■ **Problem statement**: Read through the data and report every line in which the word "JSON" occurs.

■ **Collected data entries**:
§

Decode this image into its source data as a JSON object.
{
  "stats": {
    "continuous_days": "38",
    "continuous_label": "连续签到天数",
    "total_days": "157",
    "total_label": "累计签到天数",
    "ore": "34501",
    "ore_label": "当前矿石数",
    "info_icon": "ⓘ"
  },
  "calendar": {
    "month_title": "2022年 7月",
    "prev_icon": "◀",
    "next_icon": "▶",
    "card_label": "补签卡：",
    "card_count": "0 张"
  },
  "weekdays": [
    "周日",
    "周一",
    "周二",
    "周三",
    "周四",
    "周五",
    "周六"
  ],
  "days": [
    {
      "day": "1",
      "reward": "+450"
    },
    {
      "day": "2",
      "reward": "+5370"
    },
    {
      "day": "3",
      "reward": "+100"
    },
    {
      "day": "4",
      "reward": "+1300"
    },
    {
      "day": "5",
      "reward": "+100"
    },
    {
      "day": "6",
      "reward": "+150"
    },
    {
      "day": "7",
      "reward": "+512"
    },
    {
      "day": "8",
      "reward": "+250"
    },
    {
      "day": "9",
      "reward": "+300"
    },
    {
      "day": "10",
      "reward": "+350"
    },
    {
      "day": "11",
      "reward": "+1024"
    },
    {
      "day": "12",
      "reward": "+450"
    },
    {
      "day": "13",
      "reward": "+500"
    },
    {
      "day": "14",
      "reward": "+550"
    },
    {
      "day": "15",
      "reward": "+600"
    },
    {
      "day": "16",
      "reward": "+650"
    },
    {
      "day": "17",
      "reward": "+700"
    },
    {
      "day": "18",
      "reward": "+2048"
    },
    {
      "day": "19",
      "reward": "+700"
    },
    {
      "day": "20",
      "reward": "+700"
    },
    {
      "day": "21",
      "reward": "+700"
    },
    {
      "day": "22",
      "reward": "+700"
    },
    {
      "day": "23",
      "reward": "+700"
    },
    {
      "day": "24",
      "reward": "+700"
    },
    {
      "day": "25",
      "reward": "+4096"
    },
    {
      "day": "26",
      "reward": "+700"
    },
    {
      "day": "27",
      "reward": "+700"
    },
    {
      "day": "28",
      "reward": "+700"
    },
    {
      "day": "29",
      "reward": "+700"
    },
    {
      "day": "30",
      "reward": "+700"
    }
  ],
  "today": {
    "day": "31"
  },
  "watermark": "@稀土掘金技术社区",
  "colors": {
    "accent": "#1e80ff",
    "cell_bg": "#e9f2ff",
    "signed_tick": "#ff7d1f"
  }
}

§

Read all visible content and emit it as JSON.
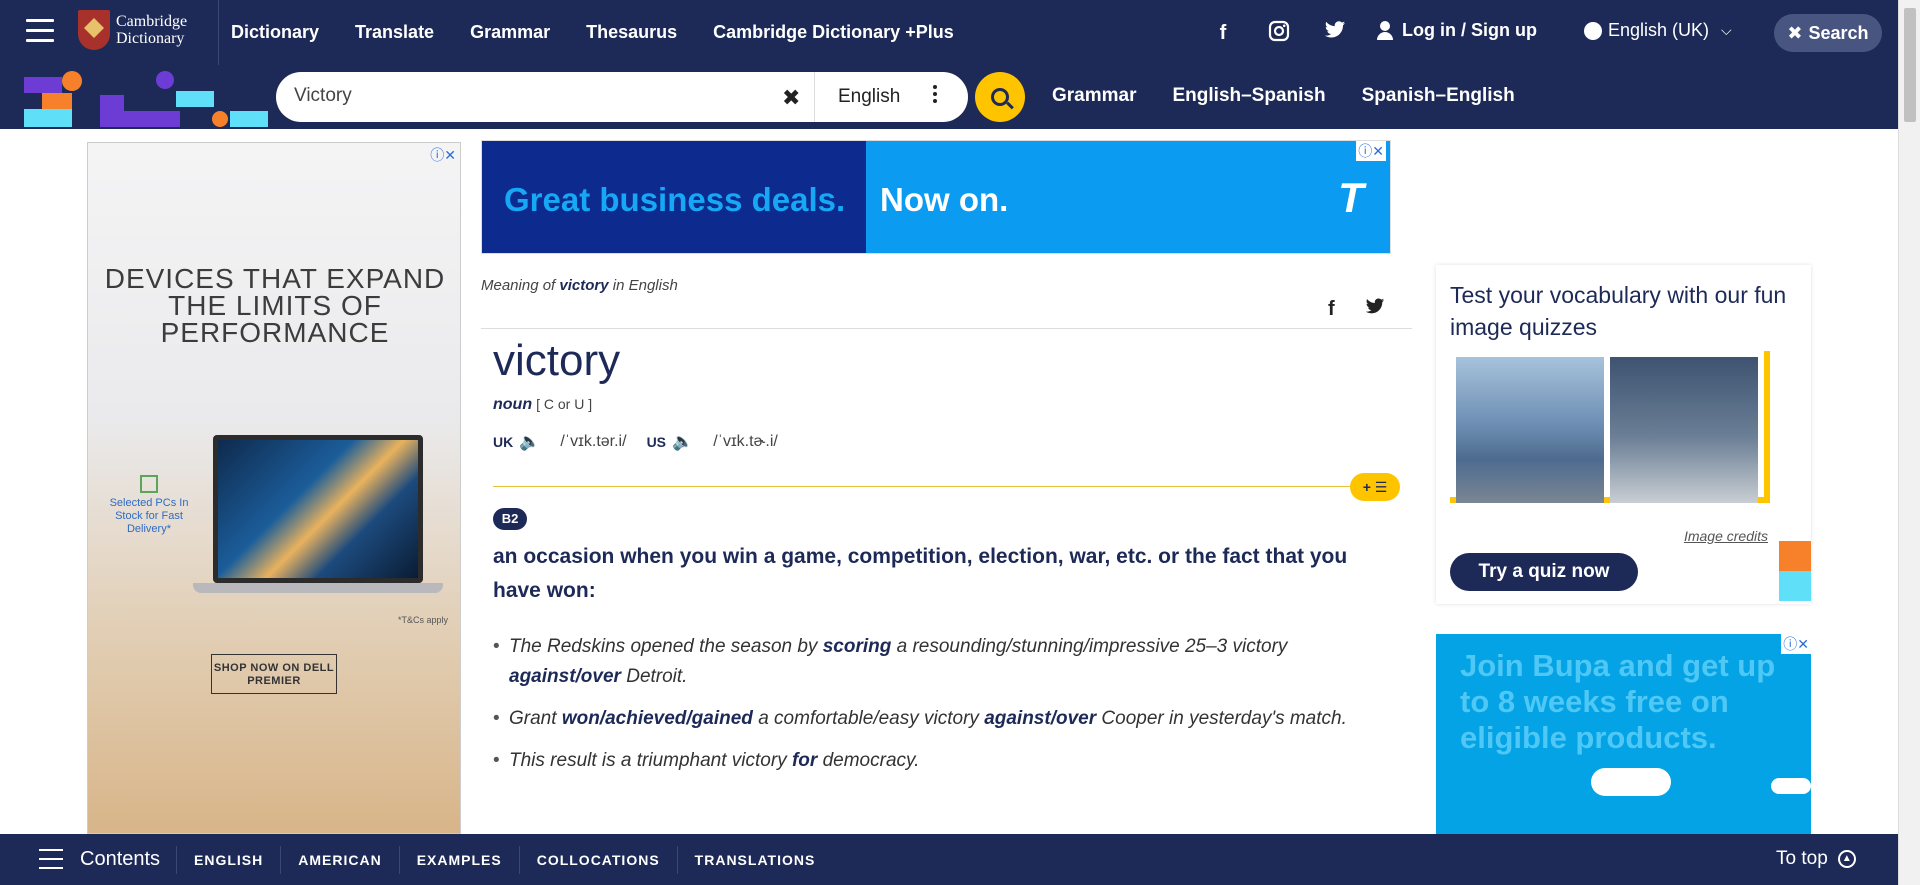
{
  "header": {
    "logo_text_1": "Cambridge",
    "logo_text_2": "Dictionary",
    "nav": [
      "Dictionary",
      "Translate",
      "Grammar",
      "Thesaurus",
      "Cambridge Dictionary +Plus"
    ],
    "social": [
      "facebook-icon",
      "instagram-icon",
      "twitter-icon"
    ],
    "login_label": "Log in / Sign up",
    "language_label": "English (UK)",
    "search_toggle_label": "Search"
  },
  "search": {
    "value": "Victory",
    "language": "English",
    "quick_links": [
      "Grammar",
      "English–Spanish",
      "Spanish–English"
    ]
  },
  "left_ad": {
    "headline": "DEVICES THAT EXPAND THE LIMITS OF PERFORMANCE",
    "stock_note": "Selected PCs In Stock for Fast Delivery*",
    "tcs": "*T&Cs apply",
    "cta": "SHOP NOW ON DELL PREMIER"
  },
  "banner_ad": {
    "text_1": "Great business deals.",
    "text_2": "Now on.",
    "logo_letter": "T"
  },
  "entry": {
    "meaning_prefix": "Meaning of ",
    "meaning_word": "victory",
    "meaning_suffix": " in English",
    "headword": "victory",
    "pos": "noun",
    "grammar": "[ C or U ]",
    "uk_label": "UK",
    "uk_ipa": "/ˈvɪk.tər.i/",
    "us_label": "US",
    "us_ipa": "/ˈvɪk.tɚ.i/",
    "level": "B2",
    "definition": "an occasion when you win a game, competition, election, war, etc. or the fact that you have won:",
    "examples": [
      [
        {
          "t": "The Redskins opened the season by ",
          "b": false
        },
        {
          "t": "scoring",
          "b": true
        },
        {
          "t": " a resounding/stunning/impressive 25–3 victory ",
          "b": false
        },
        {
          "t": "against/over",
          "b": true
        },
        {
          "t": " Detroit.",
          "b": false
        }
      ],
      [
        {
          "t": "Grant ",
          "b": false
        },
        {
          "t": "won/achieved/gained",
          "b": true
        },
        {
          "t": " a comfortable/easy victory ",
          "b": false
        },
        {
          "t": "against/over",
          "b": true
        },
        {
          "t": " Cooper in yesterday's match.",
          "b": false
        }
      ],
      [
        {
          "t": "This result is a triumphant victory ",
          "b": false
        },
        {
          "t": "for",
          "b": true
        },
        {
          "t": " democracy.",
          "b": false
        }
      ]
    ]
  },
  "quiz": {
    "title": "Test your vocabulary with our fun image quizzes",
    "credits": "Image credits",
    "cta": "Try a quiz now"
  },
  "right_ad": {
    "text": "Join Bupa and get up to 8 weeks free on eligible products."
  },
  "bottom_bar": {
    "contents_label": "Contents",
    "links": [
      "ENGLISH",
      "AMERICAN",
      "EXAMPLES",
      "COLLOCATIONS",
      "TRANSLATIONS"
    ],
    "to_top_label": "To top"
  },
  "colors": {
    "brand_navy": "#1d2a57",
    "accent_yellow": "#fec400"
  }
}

§

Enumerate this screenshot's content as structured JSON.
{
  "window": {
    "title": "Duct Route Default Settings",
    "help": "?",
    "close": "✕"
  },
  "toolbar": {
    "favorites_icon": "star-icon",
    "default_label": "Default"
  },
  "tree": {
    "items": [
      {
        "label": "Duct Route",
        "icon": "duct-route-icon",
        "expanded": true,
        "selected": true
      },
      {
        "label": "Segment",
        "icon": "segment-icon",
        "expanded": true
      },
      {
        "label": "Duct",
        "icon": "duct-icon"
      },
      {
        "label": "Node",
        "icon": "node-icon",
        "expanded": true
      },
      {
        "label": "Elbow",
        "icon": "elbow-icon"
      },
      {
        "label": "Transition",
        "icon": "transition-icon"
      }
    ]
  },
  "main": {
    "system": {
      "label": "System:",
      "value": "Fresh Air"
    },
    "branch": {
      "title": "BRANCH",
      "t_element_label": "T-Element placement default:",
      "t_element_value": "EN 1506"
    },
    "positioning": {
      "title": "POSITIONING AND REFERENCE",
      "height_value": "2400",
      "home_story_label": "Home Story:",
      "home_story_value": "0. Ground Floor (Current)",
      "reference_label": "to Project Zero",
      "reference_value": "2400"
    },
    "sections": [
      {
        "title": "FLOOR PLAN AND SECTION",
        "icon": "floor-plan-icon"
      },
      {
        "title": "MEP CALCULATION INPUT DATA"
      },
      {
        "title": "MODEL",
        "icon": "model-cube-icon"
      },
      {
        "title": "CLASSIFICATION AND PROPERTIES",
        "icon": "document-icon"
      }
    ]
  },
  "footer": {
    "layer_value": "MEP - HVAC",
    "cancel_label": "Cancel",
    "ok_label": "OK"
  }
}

§

■ **Output for this exercise**:
Decode this image into its source data as a JSON object.
Read all visible content and emit it as JSON.
Enumerate this screenshot's content as structured JSON.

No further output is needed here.